:: What needs to be done ::
Extract every entry word for word.

☆ ☆ ☆ ☆ ☆

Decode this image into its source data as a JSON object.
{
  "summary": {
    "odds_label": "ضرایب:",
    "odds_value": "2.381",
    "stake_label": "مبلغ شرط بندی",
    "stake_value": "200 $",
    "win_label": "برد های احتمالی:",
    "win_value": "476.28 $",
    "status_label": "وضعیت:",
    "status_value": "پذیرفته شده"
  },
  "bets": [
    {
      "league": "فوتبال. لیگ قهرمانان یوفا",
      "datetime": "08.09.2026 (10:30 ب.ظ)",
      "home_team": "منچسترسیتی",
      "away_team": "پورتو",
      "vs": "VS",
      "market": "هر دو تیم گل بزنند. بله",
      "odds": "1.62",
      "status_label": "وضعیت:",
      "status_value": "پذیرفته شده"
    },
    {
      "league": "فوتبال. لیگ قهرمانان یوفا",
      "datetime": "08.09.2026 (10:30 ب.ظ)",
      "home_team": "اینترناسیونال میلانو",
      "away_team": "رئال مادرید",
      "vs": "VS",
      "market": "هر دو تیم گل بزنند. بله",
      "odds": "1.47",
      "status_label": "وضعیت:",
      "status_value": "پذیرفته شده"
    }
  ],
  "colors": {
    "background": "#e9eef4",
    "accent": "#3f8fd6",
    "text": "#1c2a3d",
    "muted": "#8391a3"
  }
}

☆ ☆ ☆ ☆ ☆

:: Answer to the exercise ::
Decode this image into its source data as a JSON object.
{
  "summary": {
    "odds_label": "ضرایب:",
    "odds_value": "2.381",
    "stake_label": "مبلغ شرط بندی",
    "stake_value": "200 $",
    "win_label": "برد های احتمالی:",
    "win_value": "476.28 $",
    "status_label": "وضعیت:",
    "status_value": "پذیرفته شده"
  },
  "bets": [
    {
      "league": "فوتبال. لیگ قهرمانان یوفا",
      "datetime": "08.09.2026 (10:30 ب.ظ)",
      "home_team": "منچسترسیتی",
      "away_team": "پورتو",
      "vs": "VS",
      "market": "هر دو تیم گل بزنند. بله",
      "odds": "1.62",
      "status_label": "وضعیت:",
      "status_value": "پذیرفته شده"
    },
    {
      "league": "فوتبال. لیگ قهرمانان یوفا",
      "datetime": "08.09.2026 (10:30 ب.ظ)",
      "home_team": "اینترناسیونال میلانو",
      "away_team": "رئال مادرید",
      "vs": "VS",
      "market": "هر دو تیم گل بزنند. بله",
      "odds": "1.47",
      "status_label": "وضعیت:",
      "status_value": "پذیرفته شده"
    }
  ],
  "colors": {
    "background": "#e9eef4",
    "accent": "#3f8fd6",
    "text": "#1c2a3d",
    "muted": "#8391a3"
  }
}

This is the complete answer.